Dataset rows:
.....

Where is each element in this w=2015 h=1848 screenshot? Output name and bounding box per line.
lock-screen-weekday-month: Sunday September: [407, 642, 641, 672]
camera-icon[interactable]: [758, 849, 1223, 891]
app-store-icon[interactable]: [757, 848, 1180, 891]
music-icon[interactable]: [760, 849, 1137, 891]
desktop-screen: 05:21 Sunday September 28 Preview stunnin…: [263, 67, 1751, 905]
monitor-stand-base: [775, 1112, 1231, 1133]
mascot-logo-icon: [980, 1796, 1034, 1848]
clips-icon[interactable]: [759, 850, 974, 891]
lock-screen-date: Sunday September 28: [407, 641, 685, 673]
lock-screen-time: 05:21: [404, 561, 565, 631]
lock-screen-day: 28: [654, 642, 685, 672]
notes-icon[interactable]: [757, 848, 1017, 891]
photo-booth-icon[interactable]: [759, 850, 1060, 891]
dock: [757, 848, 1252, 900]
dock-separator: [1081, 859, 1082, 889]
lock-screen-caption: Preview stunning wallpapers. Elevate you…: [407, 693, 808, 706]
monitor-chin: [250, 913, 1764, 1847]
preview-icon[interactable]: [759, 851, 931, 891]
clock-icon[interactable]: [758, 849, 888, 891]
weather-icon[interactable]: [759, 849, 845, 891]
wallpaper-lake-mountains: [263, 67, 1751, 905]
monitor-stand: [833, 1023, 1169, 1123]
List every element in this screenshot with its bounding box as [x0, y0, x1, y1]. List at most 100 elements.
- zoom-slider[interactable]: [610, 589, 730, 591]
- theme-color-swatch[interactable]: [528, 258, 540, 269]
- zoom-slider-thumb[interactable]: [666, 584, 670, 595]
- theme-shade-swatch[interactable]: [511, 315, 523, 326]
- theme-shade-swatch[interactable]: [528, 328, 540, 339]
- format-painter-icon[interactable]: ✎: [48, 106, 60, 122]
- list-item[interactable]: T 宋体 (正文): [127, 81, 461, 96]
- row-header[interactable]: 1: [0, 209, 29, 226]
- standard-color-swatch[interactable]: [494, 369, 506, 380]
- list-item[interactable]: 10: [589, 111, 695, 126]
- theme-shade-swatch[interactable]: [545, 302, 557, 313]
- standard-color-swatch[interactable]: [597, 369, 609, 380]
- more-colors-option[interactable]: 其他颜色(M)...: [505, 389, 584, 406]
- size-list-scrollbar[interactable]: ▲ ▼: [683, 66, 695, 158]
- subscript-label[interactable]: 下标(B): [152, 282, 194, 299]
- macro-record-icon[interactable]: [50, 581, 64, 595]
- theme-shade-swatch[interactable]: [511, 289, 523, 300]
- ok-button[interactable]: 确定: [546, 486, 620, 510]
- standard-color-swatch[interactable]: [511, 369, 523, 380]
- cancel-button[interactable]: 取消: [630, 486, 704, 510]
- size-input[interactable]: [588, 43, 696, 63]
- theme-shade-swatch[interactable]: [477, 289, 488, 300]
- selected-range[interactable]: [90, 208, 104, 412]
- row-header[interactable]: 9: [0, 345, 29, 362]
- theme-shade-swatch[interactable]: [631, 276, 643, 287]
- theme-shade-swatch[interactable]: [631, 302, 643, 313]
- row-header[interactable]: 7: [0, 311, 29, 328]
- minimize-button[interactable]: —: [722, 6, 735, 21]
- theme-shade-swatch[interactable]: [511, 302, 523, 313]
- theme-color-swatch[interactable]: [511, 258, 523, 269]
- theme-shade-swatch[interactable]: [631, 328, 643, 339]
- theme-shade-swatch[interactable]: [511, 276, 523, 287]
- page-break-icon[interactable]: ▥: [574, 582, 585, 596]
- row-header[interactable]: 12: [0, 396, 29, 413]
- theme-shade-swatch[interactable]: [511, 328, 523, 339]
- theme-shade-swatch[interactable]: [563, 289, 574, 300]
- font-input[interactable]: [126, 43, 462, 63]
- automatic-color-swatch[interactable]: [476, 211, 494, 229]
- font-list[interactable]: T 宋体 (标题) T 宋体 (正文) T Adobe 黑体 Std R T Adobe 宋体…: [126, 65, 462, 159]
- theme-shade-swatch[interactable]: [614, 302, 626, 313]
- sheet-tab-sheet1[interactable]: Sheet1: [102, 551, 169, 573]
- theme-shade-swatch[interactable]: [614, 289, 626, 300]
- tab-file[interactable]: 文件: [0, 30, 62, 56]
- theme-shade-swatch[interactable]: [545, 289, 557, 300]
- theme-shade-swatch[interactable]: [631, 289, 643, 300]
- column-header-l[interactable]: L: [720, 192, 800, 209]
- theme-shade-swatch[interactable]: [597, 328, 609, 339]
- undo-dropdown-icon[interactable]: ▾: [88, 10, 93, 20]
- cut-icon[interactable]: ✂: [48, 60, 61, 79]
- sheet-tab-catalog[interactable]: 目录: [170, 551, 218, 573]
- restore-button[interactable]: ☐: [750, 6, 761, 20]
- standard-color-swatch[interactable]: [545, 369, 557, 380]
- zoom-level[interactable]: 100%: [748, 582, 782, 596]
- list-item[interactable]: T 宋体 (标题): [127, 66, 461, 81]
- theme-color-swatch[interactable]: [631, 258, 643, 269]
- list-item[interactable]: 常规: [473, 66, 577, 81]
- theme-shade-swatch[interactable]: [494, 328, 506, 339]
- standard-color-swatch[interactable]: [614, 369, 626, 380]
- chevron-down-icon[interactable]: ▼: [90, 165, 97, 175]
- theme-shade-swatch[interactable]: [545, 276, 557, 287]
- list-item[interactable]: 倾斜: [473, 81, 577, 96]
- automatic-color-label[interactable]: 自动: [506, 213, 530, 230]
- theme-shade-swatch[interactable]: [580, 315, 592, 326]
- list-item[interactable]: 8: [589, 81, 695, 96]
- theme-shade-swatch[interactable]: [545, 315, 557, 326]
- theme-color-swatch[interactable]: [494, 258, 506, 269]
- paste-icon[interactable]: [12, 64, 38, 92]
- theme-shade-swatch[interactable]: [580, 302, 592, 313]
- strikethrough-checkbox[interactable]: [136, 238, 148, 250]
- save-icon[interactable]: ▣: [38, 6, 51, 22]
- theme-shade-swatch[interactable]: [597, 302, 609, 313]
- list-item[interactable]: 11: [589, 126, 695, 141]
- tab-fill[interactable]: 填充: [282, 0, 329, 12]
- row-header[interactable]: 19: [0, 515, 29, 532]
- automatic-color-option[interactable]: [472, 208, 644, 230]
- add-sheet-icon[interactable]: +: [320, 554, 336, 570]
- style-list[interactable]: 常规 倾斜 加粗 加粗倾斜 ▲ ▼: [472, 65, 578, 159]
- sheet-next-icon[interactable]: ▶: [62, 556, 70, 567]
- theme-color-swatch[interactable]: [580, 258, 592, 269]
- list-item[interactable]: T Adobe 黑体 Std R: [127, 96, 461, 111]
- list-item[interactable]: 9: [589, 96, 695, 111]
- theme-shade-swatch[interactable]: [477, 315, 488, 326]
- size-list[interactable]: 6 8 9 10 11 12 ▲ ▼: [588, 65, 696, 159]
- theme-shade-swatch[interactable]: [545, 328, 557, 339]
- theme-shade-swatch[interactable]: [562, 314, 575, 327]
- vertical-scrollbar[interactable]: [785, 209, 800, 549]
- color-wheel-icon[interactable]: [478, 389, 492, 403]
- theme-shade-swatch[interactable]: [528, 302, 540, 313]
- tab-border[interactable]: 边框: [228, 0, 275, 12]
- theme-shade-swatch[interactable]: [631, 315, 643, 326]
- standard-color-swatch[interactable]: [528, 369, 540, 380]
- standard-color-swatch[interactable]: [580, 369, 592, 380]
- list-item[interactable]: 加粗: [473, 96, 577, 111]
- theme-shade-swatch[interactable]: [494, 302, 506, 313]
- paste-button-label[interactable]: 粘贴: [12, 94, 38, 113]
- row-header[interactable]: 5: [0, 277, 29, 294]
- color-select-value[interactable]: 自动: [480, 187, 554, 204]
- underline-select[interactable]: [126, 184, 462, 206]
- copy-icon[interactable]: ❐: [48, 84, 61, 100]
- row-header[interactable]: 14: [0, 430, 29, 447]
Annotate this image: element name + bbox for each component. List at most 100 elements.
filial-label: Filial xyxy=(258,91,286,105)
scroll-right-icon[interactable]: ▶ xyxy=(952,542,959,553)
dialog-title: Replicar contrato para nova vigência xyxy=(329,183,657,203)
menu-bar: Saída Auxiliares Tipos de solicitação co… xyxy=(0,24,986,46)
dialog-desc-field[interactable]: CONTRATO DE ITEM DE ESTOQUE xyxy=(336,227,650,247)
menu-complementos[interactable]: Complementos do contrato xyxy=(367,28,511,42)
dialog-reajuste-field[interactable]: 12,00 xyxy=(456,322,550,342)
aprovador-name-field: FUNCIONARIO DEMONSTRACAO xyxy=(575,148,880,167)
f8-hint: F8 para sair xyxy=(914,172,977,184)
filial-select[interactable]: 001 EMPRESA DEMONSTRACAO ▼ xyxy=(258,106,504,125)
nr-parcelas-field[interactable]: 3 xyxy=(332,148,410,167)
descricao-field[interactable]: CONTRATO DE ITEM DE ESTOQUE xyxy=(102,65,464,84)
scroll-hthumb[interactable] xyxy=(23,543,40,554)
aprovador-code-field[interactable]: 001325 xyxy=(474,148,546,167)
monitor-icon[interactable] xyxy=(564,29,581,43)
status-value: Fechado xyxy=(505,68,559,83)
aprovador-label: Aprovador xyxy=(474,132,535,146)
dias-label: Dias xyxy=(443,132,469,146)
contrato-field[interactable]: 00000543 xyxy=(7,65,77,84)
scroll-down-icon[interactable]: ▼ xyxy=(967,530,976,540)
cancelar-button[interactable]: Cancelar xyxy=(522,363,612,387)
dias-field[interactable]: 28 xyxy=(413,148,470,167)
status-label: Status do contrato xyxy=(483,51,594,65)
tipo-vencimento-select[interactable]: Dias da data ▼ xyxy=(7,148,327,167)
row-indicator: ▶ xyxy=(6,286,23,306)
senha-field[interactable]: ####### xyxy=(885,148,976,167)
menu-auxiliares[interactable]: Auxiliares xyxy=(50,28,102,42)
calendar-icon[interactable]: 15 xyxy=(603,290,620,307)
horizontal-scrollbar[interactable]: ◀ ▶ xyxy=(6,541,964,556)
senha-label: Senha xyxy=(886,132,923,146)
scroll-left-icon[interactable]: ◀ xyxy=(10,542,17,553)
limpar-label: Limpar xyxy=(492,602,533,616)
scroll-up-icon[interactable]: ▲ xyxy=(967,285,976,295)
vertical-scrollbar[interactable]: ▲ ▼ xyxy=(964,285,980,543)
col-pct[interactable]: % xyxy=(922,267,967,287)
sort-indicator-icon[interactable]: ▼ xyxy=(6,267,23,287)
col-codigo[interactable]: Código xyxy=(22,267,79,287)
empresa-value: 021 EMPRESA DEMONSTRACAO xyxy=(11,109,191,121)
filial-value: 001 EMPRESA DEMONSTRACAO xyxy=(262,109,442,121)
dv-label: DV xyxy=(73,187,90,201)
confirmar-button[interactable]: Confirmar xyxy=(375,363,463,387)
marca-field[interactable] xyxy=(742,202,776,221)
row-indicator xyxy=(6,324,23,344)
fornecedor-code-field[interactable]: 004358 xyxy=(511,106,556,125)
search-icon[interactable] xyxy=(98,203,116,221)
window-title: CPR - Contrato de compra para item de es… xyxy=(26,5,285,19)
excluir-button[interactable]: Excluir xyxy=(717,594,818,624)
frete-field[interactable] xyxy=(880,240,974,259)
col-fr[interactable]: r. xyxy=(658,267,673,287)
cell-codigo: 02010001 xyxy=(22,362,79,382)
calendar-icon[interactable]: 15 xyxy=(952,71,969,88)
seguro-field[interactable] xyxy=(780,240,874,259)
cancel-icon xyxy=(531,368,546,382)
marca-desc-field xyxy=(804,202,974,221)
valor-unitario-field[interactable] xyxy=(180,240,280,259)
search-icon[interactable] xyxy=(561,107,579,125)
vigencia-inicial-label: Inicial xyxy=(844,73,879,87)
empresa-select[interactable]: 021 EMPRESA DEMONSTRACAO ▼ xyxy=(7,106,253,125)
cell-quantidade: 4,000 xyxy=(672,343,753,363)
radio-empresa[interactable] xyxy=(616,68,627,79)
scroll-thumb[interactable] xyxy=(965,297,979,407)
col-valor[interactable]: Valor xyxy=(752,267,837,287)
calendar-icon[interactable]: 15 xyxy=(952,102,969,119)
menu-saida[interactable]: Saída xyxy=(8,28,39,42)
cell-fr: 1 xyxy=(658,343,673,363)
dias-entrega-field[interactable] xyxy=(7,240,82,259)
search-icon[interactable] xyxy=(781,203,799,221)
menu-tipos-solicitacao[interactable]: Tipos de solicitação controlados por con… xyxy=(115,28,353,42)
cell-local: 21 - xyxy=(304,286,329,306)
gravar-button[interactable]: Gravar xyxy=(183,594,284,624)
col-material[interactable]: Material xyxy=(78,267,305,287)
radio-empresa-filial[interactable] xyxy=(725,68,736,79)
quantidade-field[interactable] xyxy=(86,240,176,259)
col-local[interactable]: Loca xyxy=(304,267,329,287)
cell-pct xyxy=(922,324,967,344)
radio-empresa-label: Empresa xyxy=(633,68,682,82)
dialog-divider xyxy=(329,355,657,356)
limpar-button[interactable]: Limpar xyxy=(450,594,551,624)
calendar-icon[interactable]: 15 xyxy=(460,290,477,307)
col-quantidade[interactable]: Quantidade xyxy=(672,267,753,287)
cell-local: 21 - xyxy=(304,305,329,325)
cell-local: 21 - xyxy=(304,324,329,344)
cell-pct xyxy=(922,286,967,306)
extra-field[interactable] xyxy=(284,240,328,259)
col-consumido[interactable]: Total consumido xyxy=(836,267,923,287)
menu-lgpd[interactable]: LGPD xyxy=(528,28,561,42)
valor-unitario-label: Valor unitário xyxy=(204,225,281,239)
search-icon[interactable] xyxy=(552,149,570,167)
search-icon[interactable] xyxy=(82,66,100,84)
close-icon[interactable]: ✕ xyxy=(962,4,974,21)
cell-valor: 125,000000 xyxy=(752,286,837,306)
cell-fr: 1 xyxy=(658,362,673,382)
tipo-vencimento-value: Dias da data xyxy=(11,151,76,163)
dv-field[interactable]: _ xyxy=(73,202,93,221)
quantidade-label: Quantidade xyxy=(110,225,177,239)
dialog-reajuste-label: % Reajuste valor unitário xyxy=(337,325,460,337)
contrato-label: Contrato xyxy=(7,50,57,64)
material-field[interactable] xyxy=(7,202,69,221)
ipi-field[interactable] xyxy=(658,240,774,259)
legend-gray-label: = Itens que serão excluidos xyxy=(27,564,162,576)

.....

Exercise requirements: Gather every line of the records that contains the string "Adobe", treating uppercase and lowercase letters as different.

Answer for the task:
- font-list[interactable]: T 宋体 (标题) T 宋体 (正文) T Adobe 黑体 Std R T Adobe 宋体…: [126, 65, 462, 159]
- list-item[interactable]: T Adobe 黑体 Std R: [127, 96, 461, 111]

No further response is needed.